Go through the data below line by line and count those containing the word "dans". Reply with the count only.

[Records contained in a dataset]
::::

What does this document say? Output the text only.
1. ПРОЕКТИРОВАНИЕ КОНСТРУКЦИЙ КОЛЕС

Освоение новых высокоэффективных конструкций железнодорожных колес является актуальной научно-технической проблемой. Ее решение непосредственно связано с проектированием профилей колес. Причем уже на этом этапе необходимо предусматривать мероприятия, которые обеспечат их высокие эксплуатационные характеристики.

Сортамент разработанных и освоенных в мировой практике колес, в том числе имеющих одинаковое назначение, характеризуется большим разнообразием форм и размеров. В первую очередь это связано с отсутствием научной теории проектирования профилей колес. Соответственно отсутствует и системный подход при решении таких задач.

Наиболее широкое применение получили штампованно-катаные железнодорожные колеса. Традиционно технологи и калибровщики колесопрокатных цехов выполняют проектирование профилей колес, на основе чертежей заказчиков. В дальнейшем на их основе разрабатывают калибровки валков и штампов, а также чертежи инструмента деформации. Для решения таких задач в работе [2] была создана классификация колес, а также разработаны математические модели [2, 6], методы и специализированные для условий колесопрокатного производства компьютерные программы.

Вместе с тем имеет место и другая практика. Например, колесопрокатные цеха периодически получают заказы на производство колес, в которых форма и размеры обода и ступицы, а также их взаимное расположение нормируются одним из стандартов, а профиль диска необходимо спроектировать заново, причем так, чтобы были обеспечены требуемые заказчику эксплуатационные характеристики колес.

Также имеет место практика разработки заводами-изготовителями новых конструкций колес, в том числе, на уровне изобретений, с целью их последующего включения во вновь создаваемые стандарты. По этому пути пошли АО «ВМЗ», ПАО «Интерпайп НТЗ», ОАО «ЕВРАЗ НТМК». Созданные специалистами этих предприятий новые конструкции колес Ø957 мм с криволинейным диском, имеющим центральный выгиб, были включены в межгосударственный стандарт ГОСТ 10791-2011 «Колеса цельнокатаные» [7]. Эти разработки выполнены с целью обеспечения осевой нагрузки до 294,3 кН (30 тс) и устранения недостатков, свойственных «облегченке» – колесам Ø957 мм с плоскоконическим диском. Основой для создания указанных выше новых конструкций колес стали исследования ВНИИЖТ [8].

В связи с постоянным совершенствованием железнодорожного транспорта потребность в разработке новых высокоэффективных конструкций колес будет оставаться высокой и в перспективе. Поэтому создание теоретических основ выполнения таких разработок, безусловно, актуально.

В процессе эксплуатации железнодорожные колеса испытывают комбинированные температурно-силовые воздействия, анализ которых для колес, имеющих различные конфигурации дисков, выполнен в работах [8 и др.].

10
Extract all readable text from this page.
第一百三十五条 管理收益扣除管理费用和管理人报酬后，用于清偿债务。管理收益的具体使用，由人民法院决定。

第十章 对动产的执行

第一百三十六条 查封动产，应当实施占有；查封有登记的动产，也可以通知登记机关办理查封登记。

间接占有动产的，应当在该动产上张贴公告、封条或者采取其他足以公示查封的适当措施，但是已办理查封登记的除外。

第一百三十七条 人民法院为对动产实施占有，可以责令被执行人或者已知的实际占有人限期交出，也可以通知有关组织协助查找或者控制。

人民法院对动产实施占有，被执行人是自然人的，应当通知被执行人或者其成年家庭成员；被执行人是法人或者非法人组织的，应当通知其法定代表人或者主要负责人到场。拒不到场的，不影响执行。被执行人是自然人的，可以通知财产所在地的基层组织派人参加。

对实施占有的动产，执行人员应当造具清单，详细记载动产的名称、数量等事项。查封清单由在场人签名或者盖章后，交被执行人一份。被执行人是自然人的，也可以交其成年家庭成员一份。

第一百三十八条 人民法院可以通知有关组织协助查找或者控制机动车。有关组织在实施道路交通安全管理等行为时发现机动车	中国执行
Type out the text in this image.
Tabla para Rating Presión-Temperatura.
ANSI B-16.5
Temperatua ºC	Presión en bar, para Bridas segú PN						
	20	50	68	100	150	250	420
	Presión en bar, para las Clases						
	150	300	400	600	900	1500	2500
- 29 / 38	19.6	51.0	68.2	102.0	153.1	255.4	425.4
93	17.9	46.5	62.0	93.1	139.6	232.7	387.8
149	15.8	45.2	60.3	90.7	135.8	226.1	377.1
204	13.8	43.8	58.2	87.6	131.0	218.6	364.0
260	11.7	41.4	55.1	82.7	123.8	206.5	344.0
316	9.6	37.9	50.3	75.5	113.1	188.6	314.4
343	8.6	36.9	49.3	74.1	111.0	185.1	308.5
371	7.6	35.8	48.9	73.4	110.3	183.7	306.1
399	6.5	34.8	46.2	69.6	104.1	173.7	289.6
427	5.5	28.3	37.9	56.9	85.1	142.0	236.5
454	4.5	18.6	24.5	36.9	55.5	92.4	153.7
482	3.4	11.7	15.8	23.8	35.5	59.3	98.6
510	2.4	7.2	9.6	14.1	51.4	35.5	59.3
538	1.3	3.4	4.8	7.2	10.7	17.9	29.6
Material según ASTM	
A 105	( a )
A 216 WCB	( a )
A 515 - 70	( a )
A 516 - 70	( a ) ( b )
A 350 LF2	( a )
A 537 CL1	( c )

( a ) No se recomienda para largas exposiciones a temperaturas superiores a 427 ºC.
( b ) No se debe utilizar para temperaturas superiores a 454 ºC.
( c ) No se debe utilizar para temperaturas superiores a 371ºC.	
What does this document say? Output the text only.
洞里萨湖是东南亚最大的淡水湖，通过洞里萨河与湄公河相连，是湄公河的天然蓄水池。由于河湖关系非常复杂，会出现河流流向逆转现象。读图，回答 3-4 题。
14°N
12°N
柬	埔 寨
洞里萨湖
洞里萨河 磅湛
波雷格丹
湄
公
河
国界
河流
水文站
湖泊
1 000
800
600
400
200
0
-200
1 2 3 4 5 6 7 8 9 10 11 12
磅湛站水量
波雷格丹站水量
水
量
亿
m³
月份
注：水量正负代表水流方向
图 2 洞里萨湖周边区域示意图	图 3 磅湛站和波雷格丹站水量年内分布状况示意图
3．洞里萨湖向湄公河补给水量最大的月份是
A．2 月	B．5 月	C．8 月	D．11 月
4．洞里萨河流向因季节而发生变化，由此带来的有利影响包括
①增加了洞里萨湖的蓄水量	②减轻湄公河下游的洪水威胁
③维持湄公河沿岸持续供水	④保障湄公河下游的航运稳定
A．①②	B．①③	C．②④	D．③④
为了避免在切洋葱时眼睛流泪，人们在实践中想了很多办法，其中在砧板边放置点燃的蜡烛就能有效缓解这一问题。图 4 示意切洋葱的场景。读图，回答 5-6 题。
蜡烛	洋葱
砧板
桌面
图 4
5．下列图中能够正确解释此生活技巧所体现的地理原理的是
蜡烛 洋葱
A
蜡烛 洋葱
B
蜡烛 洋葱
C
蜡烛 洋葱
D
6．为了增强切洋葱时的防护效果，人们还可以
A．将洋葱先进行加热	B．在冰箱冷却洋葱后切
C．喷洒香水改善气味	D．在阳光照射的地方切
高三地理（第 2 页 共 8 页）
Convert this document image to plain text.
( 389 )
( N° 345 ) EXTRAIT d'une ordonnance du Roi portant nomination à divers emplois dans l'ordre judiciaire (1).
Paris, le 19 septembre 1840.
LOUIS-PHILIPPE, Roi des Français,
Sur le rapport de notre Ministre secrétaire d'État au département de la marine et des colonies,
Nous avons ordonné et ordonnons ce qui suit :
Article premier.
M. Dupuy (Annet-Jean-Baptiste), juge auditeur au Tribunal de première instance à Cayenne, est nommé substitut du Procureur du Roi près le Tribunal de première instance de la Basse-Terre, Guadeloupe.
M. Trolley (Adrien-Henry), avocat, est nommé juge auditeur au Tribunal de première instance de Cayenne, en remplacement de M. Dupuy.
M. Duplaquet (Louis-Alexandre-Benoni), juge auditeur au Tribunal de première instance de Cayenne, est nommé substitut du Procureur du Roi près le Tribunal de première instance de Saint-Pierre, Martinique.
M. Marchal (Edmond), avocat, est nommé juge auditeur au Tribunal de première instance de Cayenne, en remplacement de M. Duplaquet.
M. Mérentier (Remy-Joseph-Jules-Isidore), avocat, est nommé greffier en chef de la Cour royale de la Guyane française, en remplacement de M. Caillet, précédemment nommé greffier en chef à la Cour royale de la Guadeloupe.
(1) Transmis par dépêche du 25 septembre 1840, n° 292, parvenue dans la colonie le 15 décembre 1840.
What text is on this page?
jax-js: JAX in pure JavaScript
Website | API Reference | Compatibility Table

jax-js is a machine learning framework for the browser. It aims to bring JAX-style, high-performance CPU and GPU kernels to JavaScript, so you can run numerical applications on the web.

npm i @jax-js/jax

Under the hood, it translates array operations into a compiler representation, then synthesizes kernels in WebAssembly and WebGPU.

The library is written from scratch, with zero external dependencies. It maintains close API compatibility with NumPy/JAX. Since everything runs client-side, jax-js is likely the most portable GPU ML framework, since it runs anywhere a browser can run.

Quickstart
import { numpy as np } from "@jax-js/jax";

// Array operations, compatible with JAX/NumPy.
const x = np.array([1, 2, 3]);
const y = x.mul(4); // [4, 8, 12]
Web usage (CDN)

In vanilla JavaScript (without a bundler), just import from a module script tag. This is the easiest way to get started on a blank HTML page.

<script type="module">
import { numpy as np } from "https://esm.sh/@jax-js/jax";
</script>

::::

> **Response to this exercise**
2